_Set task_.
Write each record again exactly as it stands.

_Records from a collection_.
+--

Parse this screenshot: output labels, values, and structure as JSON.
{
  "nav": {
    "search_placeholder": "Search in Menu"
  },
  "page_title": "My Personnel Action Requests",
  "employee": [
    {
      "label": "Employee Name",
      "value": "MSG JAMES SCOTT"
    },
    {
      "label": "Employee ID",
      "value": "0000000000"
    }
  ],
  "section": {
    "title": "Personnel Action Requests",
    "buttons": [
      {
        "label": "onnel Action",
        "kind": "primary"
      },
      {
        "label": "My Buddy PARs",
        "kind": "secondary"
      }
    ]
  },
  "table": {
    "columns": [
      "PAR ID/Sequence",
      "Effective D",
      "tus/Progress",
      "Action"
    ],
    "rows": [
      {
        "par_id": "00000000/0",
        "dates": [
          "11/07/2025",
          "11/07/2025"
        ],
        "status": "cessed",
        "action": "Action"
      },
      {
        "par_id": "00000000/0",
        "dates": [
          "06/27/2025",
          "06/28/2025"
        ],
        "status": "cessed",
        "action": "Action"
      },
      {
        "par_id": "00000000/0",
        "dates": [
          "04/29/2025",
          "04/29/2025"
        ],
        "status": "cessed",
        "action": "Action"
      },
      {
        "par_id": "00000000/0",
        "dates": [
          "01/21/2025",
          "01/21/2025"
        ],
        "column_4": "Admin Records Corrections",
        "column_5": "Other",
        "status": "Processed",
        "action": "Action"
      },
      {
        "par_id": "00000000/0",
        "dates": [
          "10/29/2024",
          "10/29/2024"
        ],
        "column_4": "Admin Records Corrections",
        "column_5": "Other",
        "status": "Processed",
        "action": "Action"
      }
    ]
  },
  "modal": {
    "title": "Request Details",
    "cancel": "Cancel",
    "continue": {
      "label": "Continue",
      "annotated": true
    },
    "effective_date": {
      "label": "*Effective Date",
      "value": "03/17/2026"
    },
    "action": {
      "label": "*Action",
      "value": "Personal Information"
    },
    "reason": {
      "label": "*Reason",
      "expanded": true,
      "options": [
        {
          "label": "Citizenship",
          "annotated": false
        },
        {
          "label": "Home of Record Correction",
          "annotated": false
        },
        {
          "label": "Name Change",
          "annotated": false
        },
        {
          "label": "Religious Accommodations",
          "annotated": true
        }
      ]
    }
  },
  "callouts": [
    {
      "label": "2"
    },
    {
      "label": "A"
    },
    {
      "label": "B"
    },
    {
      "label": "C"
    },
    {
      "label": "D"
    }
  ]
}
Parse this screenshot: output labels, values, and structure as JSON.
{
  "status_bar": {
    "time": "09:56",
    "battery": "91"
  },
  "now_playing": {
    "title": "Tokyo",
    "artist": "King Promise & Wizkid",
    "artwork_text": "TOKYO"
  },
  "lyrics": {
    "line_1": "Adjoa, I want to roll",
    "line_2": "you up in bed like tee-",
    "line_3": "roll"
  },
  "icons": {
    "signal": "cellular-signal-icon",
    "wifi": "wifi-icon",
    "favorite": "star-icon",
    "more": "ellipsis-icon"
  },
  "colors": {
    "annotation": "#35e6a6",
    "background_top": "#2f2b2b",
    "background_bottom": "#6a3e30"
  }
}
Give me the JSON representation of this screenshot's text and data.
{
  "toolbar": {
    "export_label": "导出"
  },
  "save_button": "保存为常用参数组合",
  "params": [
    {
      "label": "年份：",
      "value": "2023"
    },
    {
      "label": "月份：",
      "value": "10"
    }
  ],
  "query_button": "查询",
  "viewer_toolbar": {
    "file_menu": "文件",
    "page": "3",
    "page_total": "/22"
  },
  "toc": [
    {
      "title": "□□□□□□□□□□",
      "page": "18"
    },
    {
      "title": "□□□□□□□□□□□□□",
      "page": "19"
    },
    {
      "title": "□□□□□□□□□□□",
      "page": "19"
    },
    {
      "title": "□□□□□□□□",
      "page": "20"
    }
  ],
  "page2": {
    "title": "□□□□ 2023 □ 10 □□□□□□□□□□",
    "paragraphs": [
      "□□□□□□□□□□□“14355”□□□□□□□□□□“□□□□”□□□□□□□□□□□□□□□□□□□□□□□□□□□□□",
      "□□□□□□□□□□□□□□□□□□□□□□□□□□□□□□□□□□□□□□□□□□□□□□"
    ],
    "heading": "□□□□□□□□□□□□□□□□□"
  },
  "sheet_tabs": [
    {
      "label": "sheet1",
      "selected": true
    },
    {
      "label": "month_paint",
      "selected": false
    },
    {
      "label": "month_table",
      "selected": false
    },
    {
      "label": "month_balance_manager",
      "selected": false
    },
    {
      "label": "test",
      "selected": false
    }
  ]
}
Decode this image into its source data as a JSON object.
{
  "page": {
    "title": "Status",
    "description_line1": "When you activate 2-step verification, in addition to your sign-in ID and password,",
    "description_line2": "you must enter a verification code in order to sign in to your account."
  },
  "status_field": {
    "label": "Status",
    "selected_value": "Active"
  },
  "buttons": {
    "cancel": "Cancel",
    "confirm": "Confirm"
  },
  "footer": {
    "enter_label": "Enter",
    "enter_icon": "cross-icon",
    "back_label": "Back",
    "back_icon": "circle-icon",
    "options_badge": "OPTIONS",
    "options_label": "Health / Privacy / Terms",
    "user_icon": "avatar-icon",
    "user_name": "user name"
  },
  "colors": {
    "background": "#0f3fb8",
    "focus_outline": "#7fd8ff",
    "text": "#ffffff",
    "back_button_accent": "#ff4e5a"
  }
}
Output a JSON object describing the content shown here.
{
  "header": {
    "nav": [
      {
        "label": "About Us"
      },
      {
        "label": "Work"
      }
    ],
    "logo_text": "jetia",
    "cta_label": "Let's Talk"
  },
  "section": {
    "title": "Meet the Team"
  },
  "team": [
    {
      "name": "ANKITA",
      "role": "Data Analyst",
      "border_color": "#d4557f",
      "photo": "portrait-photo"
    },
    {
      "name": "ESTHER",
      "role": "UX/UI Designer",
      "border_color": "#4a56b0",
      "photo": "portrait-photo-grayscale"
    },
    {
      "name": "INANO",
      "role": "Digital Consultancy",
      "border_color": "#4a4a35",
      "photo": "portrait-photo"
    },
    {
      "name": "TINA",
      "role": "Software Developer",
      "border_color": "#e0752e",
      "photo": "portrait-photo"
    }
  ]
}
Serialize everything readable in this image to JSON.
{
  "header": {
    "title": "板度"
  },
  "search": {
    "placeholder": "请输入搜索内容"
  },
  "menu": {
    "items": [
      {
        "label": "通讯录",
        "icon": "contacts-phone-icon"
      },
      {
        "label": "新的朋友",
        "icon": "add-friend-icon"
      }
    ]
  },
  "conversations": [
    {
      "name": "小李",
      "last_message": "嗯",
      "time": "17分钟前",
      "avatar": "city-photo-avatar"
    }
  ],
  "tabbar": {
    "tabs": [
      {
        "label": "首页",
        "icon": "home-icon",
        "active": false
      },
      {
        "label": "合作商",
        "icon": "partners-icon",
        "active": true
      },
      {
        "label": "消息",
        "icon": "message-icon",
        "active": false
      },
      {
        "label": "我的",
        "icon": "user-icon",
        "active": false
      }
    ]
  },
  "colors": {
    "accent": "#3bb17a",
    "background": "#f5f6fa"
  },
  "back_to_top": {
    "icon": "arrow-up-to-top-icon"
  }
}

+--

_Reply_.
Parse this screenshot: output labels, values, and structure as JSON.
{
  "nav": {
    "search_placeholder": "Search in Menu"
  },
  "page_title": "My Personnel Action Requests",
  "employee": [
    {
      "label": "Employee Name",
      "value": "MSG JAMES SCOTT"
    },
    {
      "label": "Employee ID",
      "value": "0000000000"
    }
  ],
  "section": {
    "title": "Personnel Action Requests",
    "buttons": [
      {
        "label": "onnel Action",
        "kind": "primary"
      },
      {
        "label": "My Buddy PARs",
        "kind": "secondary"
      }
    ]
  },
  "table": {
    "columns": [
      "PAR ID/Sequence",
      "Effective D",
      "tus/Progress",
      "Action"
    ],
    "rows": [
      {
        "par_id": "00000000/0",
        "dates": [
          "11/07/2025",
          "11/07/2025"
        ],
        "status": "cessed",
        "action": "Action"
      },
      {
        "par_id": "00000000/0",
        "dates": [
          "06/27/2025",
          "06/28/2025"
        ],
        "status": "cessed",
        "action": "Action"
      },
      {
        "par_id": "00000000/0",
        "dates": [
          "04/29/2025",
          "04/29/2025"
        ],
        "status": "cessed",
        "action": "Action"
      },
      {
        "par_id": "00000000/0",
        "dates": [
          "01/21/2025",
          "01/21/2025"
        ],
        "column_4": "Admin Records Corrections",
        "column_5": "Other",
        "status": "Processed",
        "action": "Action"
      },
      {
        "par_id": "00000000/0",
        "dates": [
          "10/29/2024",
          "10/29/2024"
        ],
        "column_4": "Admin Records Corrections",
        "column_5": "Other",
        "status": "Processed",
        "action": "Action"
      }
    ]
  },
  "modal": {
    "title": "Request Details",
    "cancel": "Cancel",
    "continue": {
      "label": "Continue",
      "annotated": true
    },
    "effective_date": {
      "label": "*Effective Date",
      "value": "03/17/2026"
    },
    "action": {
      "label": "*Action",
      "value": "Personal Information"
    },
    "reason": {
      "label": "*Reason",
      "expanded": true,
      "options": [
        {
          "label": "Citizenship",
          "annotated": false
        },
        {
          "label": "Home of Record Correction",
          "annotated": false
        },
        {
          "label": "Name Change",
          "annotated": false
        },
        {
          "label": "Religious Accommodations",
          "annotated": true
        }
      ]
    }
  },
  "callouts": [
    {
      "label": "2"
    },
    {
      "label": "A"
    },
    {
      "label": "B"
    },
    {
      "label": "C"
    },
    {
      "label": "D"
    }
  ]
}
Parse this screenshot: output labels, values, and structure as JSON.
{
  "status_bar": {
    "time": "09:56",
    "battery": "91"
  },
  "now_playing": {
    "title": "Tokyo",
    "artist": "King Promise & Wizkid",
    "artwork_text": "TOKYO"
  },
  "lyrics": {
    "line_1": "Adjoa, I want to roll",
    "line_2": "you up in bed like tee-",
    "line_3": "roll"
  },
  "icons": {
    "signal": "cellular-signal-icon",
    "wifi": "wifi-icon",
    "favorite": "star-icon",
    "more": "ellipsis-icon"
  },
  "colors": {
    "annotation": "#35e6a6",
    "background_top": "#2f2b2b",
    "background_bottom": "#6a3e30"
  }
}
Give me the JSON representation of this screenshot's text and data.
{
  "toolbar": {
    "export_label": "导出"
  },
  "save_button": "保存为常用参数组合",
  "params": [
    {
      "label": "年份：",
      "value": "2023"
    },
    {
      "label": "月份：",
      "value": "10"
    }
  ],
  "query_button": "查询",
  "viewer_toolbar": {
    "file_menu": "文件",
    "page": "3",
    "page_total": "/22"
  },
  "toc": [
    {
      "title": "□□□□□□□□□□",
      "page": "18"
    },
    {
      "title": "□□□□□□□□□□□□□",
      "page": "19"
    },
    {
      "title": "□□□□□□□□□□□",
      "page": "19"
    },
    {
      "title": "□□□□□□□□",
      "page": "20"
    }
  ],
  "page2": {
    "title": "□□□□ 2023 □ 10 □□□□□□□□□□",
    "paragraphs": [
      "□□□□□□□□□□□“14355”□□□□□□□□□□“□□□□”□□□□□□□□□□□□□□□□□□□□□□□□□□□□□",
      "□□□□□□□□□□□□□□□□□□□□□□□□□□□□□□□□□□□□□□□□□□□□□□"
    ],
    "heading": "□□□□□□□□□□□□□□□□□"
  },
  "sheet_tabs": [
    {
      "label": "sheet1",
      "selected": true
    },
    {
      "label": "month_paint",
      "selected": false
    },
    {
      "label": "month_table",
      "selected": false
    },
    {
      "label": "month_balance_manager",
      "selected": false
    },
    {
      "label": "test",
      "selected": false
    }
  ]
}
Decode this image into its source data as a JSON object.
{
  "page": {
    "title": "Status",
    "description_line1": "When you activate 2-step verification, in addition to your sign-in ID and password,",
    "description_line2": "you must enter a verification code in order to sign in to your account."
  },
  "status_field": {
    "label": "Status",
    "selected_value": "Active"
  },
  "buttons": {
    "cancel": "Cancel",
    "confirm": "Confirm"
  },
  "footer": {
    "enter_label": "Enter",
    "enter_icon": "cross-icon",
    "back_label": "Back",
    "back_icon": "circle-icon",
    "options_badge": "OPTIONS",
    "options_label": "Health / Privacy / Terms",
    "user_icon": "avatar-icon",
    "user_name": "user name"
  },
  "colors": {
    "background": "#0f3fb8",
    "focus_outline": "#7fd8ff",
    "text": "#ffffff",
    "back_button_accent": "#ff4e5a"
  }
}
Output a JSON object describing the content shown here.
{
  "header": {
    "nav": [
      {
        "label": "About Us"
      },
      {
        "label": "Work"
      }
    ],
    "logo_text": "jetia",
    "cta_label": "Let's Talk"
  },
  "section": {
    "title": "Meet the Team"
  },
  "team": [
    {
      "name": "ANKITA",
      "role": "Data Analyst",
      "border_color": "#d4557f",
      "photo": "portrait-photo"
    },
    {
      "name": "ESTHER",
      "role": "UX/UI Designer",
      "border_color": "#4a56b0",
      "photo": "portrait-photo-grayscale"
    },
    {
      "name": "INANO",
      "role": "Digital Consultancy",
      "border_color": "#4a4a35",
      "photo": "portrait-photo"
    },
    {
      "name": "TINA",
      "role": "Software Developer",
      "border_color": "#e0752e",
      "photo": "portrait-photo"
    }
  ]
}
Serialize everything readable in this image to JSON.
{
  "header": {
    "title": "板度"
  },
  "search": {
    "placeholder": "请输入搜索内容"
  },
  "menu": {
    "items": [
      {
        "label": "通讯录",
        "icon": "contacts-phone-icon"
      },
      {
        "label": "新的朋友",
        "icon": "add-friend-icon"
      }
    ]
  },
  "conversations": [
    {
      "name": "小李",
      "last_message": "嗯",
      "time": "17分钟前",
      "avatar": "city-photo-avatar"
    }
  ],
  "tabbar": {
    "tabs": [
      {
        "label": "首页",
        "icon": "home-icon",
        "active": false
      },
      {
        "label": "合作商",
        "icon": "partners-icon",
        "active": true
      },
      {
        "label": "消息",
        "icon": "message-icon",
        "active": false
      },
      {
        "label": "我的",
        "icon": "user-icon",
        "active": false
      }
    ]
  },
  "colors": {
    "accent": "#3bb17a",
    "background": "#f5f6fa"
  },
  "back_to_top": {
    "icon": "arrow-up-to-top-icon"
  }
}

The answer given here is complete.